── DATA LINES ──

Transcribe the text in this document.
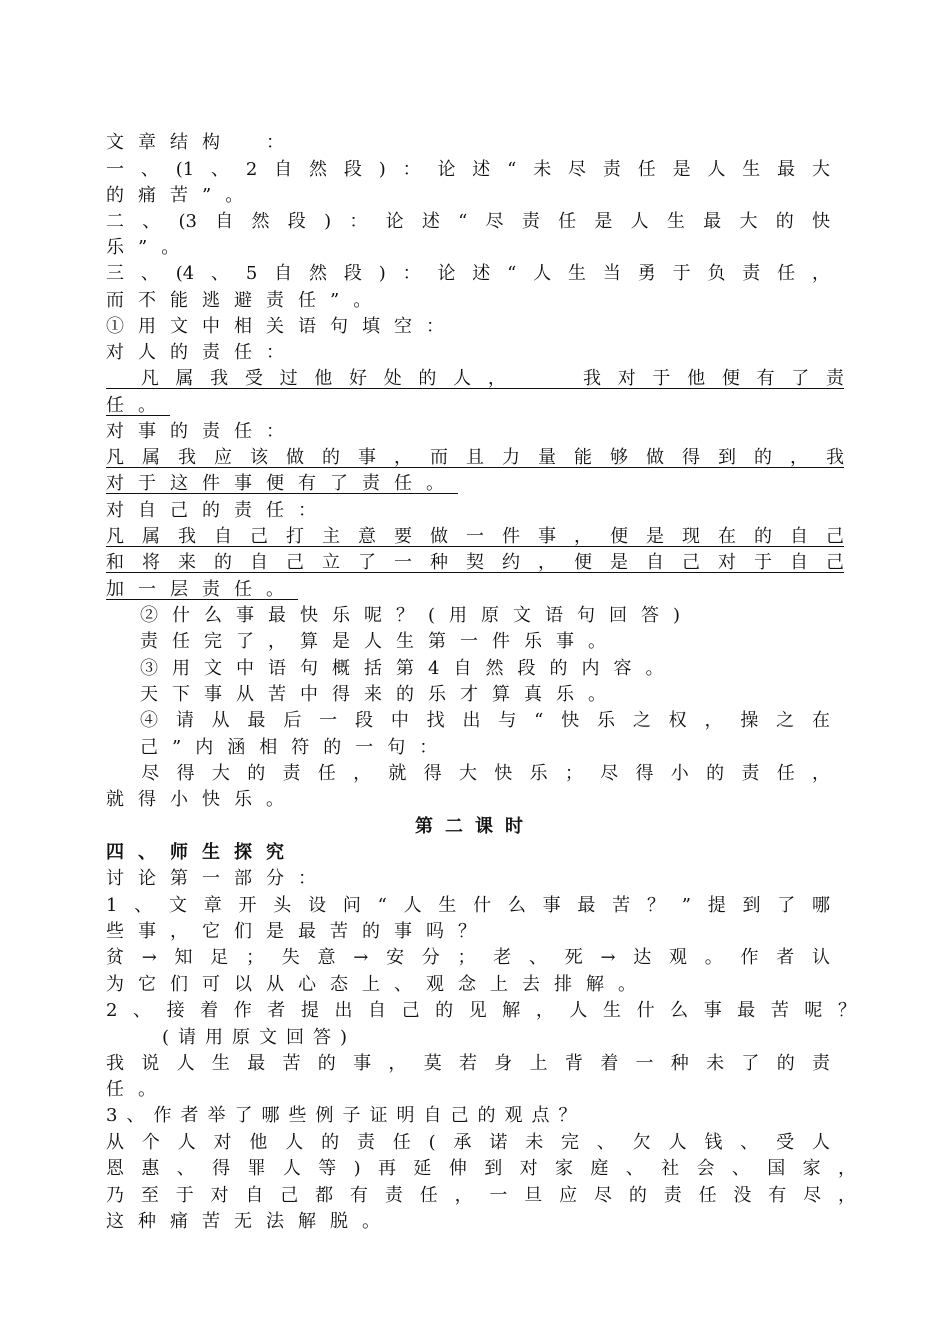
文章结构　：
一、(1、2自然段)：论述“未尽责任是人生最大
的痛苦”。
二、(3自然段)：论述“尽责任是人生最大的快
乐”。
三、(4、5自然段)：论述“人生当勇于负责任，
而不能逃避责任”。
①用文中相关语句填空：
对人的责任：
　凡属我受过他好处的人，　　我对于他便有了责
任。
对事的责任：
凡属我应该做的事，而且力量能够做得到的，我
对于这件事便有了责任。
对自己的责任：
凡属我自己打主意要做一件事，便是现在的自己
和将来的自己立了一种契约，便是自己对于自己
加一层责任。
②什么事最快乐呢？(用原文语句回答)
责任完了，算是人生第一件乐事。
③用文中语句概括第4自然段的内容。
天下事从苦中得来的乐才算真乐。
④请从最后一段中找出与“快乐之权，操之在
己”内涵相符的一句：
　尽得大的责任，就得大快乐；尽得小的责任，
就得小快乐。
第二课时
四、师生探究
讨论第一部分：
1、文章开头设问“人生什么事最苦？”提到了哪
些事，它们是最苦的事吗？
贫→知足；失意→安分；老、死→达观。作者认
为它们可以从心态上、观念上去排解。
2、接着作者提出自己的见解，人生什么事最苦呢？
(请用原文回答)
我说人生最苦的事，莫若身上背着一种未了的责
任。
3、作者举了哪些例子证明自己的观点？
从个人对他人的责任(承诺未完、欠人钱、受人
恩惠、得罪人等)再延伸到对家庭、社会、国家，
乃至于对自己都有责任，一旦应尽的责任没有尽，
这种痛苦无法解脱。
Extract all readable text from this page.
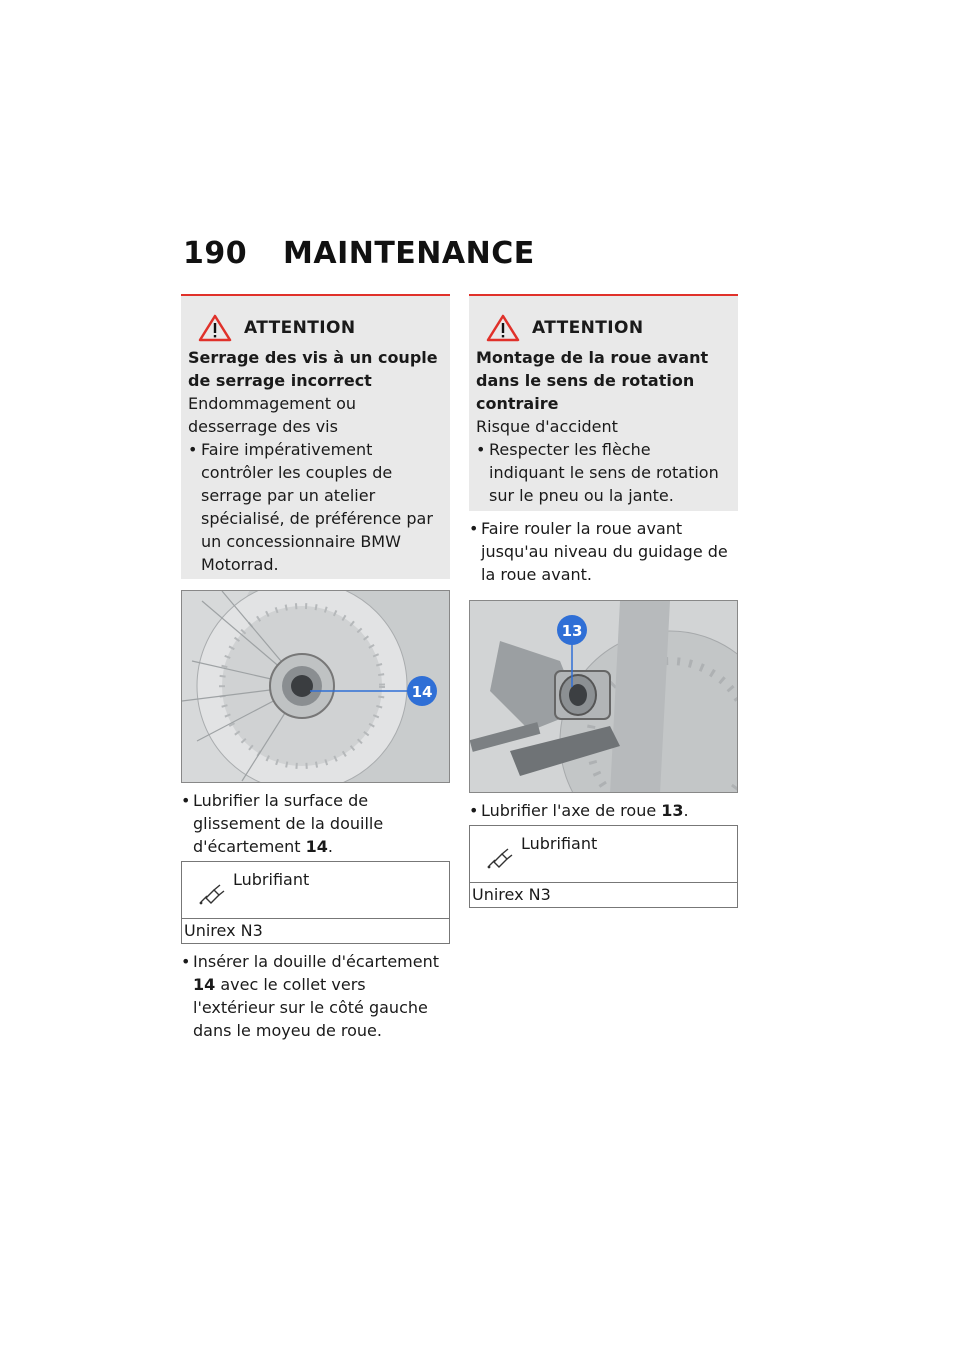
190 MAINTENANCE
ATTENTION
Serrage des vis à un couple de serrage incorrect
Endommagement ou desserrage des vis
• Faire impérativement contrôler les couples de serrage par un atelier spécialisé, de préférence par un concessionnaire BMW Motorrad.
14
• Lubrifier la surface de glissement de la douille d'écartement 14.
Lubrifiant
Unirex N3
• Insérer la douille d'écartement 14 avec le collet vers l'extérieur sur le côté gauche dans le moyeu de roue.
ATTENTION
Montage de la roue avant dans le sens de rotation contraire
Risque d'accident
• Respecter les flèche indiquant le sens de rotation sur le pneu ou la jante.
• Faire rouler la roue avant jusqu'au niveau du guidage de la roue avant.
13
• Lubrifier l'axe de roue 13.
Lubrifiant
Unirex N3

───

In the entries above, locate every line with the word "écartement" and copy it.

▶ **WRITTEN RESPONSE**:
• Lubrifier la surface de glissement de la douille d'écartement 14.
• Insérer la douille d'écartement 14 avec le collet vers l'extérieur sur le côté gauche dans le moyeu de roue.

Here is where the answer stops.